• OBJECTIVE:
Which lines in the records below contain the string "Legend"? Pull out each one and copy it in full.
----
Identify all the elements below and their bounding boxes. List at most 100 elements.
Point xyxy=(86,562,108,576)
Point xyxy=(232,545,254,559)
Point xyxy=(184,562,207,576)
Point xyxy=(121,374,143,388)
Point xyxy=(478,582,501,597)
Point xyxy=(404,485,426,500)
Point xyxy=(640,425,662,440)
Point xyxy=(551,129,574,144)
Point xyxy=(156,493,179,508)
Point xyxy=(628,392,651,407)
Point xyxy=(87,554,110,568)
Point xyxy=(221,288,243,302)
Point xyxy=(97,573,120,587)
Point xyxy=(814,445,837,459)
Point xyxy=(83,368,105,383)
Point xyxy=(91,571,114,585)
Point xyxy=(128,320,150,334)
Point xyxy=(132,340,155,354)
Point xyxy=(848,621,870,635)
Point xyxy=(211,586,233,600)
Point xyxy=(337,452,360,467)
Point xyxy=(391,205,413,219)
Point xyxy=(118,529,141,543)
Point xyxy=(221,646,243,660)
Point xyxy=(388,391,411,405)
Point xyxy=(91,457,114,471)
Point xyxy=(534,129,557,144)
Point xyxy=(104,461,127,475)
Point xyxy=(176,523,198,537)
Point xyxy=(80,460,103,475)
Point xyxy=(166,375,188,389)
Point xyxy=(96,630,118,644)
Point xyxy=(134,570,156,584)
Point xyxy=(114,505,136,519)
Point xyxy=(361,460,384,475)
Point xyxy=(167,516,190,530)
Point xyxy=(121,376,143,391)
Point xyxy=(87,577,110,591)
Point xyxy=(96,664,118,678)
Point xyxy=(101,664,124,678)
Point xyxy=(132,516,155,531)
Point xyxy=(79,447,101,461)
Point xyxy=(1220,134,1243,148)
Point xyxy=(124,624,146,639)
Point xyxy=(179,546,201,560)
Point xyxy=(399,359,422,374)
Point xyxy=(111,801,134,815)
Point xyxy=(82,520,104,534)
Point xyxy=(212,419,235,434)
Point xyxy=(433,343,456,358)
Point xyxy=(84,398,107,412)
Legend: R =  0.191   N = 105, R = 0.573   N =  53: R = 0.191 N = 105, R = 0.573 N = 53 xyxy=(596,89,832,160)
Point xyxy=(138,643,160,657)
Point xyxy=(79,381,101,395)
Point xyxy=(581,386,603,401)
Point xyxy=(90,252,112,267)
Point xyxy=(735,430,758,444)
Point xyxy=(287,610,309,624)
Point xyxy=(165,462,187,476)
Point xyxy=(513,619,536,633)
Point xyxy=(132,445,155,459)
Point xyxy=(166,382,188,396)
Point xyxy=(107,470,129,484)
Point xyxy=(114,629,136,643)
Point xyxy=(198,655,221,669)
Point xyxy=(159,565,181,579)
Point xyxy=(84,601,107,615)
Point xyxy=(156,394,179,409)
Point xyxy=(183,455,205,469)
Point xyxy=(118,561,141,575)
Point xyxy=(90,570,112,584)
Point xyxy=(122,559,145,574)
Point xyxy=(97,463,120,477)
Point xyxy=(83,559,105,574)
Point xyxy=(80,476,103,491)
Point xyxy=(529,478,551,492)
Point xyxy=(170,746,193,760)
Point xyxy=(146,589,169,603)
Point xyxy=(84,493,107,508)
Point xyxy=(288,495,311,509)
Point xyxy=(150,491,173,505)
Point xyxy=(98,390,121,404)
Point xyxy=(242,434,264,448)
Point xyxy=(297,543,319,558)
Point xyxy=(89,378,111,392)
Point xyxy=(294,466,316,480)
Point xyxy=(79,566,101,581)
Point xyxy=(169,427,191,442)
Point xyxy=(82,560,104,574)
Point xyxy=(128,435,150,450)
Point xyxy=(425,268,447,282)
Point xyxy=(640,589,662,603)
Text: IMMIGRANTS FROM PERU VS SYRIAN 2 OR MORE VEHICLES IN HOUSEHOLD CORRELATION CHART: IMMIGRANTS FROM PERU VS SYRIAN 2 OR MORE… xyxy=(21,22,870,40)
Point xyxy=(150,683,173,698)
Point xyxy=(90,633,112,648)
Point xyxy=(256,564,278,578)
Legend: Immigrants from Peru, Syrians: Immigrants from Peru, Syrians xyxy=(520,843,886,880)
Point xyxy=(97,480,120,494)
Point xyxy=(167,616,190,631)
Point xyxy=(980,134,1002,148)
----
• EXERCISE OUTPUT:
Legend: R =  0.191   N = 105, R = 0.573   N =  53: R = 0.191 N = 105, R = 0.573 N = 53 xyxy=(596,89,832,160)
Legend: Immigrants from Peru, Syrians: Immigrants from Peru, Syrians xyxy=(520,843,886,880)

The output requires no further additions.